---------- PROVIDED ENTRIES ----------

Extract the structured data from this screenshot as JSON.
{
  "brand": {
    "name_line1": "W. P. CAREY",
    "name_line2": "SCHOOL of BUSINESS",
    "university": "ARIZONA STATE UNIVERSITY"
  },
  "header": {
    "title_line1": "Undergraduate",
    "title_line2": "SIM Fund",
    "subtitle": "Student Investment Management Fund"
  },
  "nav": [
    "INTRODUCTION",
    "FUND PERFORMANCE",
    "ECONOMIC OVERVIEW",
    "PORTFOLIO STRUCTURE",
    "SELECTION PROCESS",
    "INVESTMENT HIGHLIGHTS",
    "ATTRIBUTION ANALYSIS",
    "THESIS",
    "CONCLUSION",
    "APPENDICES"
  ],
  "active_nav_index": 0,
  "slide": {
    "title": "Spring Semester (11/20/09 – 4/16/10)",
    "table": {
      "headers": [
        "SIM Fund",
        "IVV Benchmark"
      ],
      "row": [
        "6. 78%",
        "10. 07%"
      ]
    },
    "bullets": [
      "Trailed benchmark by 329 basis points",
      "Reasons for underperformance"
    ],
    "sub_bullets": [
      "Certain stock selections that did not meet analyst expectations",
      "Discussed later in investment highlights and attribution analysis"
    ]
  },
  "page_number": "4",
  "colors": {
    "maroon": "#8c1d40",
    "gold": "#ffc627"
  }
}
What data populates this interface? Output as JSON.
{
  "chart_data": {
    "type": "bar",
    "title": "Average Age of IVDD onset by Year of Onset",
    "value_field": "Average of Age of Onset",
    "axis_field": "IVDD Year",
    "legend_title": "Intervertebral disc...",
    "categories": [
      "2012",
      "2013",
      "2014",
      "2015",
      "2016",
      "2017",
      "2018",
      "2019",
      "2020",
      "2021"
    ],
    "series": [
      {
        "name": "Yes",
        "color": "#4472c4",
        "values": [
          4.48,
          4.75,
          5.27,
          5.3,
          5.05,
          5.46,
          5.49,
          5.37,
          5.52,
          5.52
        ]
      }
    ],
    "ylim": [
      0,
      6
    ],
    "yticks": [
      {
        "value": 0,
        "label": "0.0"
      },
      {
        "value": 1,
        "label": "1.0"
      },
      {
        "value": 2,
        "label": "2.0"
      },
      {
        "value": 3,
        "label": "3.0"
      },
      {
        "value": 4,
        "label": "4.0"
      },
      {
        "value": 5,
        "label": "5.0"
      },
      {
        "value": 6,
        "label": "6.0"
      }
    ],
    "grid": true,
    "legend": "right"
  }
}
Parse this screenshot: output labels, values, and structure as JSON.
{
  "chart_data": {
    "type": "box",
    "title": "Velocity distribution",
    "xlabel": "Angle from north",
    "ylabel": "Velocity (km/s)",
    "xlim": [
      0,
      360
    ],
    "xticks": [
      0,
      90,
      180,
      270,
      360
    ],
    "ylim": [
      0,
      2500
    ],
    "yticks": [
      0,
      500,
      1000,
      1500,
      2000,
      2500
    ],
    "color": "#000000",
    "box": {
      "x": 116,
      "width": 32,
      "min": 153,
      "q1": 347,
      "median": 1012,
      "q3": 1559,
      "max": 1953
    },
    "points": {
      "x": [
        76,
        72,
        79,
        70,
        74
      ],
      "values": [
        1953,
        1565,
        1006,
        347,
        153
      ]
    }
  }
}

----------

:: OBJECTIVE ::
Write out every entry again, keeping each line exactly the same.

:: SOLUTION FOR THIS PROBLEM ::
Extract the structured data from this screenshot as JSON.
{
  "brand": {
    "name_line1": "W. P. CAREY",
    "name_line2": "SCHOOL of BUSINESS",
    "university": "ARIZONA STATE UNIVERSITY"
  },
  "header": {
    "title_line1": "Undergraduate",
    "title_line2": "SIM Fund",
    "subtitle": "Student Investment Management Fund"
  },
  "nav": [
    "INTRODUCTION",
    "FUND PERFORMANCE",
    "ECONOMIC OVERVIEW",
    "PORTFOLIO STRUCTURE",
    "SELECTION PROCESS",
    "INVESTMENT HIGHLIGHTS",
    "ATTRIBUTION ANALYSIS",
    "THESIS",
    "CONCLUSION",
    "APPENDICES"
  ],
  "active_nav_index": 0,
  "slide": {
    "title": "Spring Semester (11/20/09 – 4/16/10)",
    "table": {
      "headers": [
        "SIM Fund",
        "IVV Benchmark"
      ],
      "row": [
        "6. 78%",
        "10. 07%"
      ]
    },
    "bullets": [
      "Trailed benchmark by 329 basis points",
      "Reasons for underperformance"
    ],
    "sub_bullets": [
      "Certain stock selections that did not meet analyst expectations",
      "Discussed later in investment highlights and attribution analysis"
    ]
  },
  "page_number": "4",
  "colors": {
    "maroon": "#8c1d40",
    "gold": "#ffc627"
  }
}
What data populates this interface? Output as JSON.
{
  "chart_data": {
    "type": "bar",
    "title": "Average Age of IVDD onset by Year of Onset",
    "value_field": "Average of Age of Onset",
    "axis_field": "IVDD Year",
    "legend_title": "Intervertebral disc...",
    "categories": [
      "2012",
      "2013",
      "2014",
      "2015",
      "2016",
      "2017",
      "2018",
      "2019",
      "2020",
      "2021"
    ],
    "series": [
      {
        "name": "Yes",
        "color": "#4472c4",
        "values": [
          4.48,
          4.75,
          5.27,
          5.3,
          5.05,
          5.46,
          5.49,
          5.37,
          5.52,
          5.52
        ]
      }
    ],
    "ylim": [
      0,
      6
    ],
    "yticks": [
      {
        "value": 0,
        "label": "0.0"
      },
      {
        "value": 1,
        "label": "1.0"
      },
      {
        "value": 2,
        "label": "2.0"
      },
      {
        "value": 3,
        "label": "3.0"
      },
      {
        "value": 4,
        "label": "4.0"
      },
      {
        "value": 5,
        "label": "5.0"
      },
      {
        "value": 6,
        "label": "6.0"
      }
    ],
    "grid": true,
    "legend": "right"
  }
}
Parse this screenshot: output labels, values, and structure as JSON.
{
  "chart_data": {
    "type": "box",
    "title": "Velocity distribution",
    "xlabel": "Angle from north",
    "ylabel": "Velocity (km/s)",
    "xlim": [
      0,
      360
    ],
    "xticks": [
      0,
      90,
      180,
      270,
      360
    ],
    "ylim": [
      0,
      2500
    ],
    "yticks": [
      0,
      500,
      1000,
      1500,
      2000,
      2500
    ],
    "color": "#000000",
    "box": {
      "x": 116,
      "width": 32,
      "min": 153,
      "q1": 347,
      "median": 1012,
      "q3": 1559,
      "max": 1953
    },
    "points": {
      "x": [
        76,
        72,
        79,
        70,
        74
      ],
      "values": [
        1953,
        1565,
        1006,
        347,
        153
      ]
    }
  }
}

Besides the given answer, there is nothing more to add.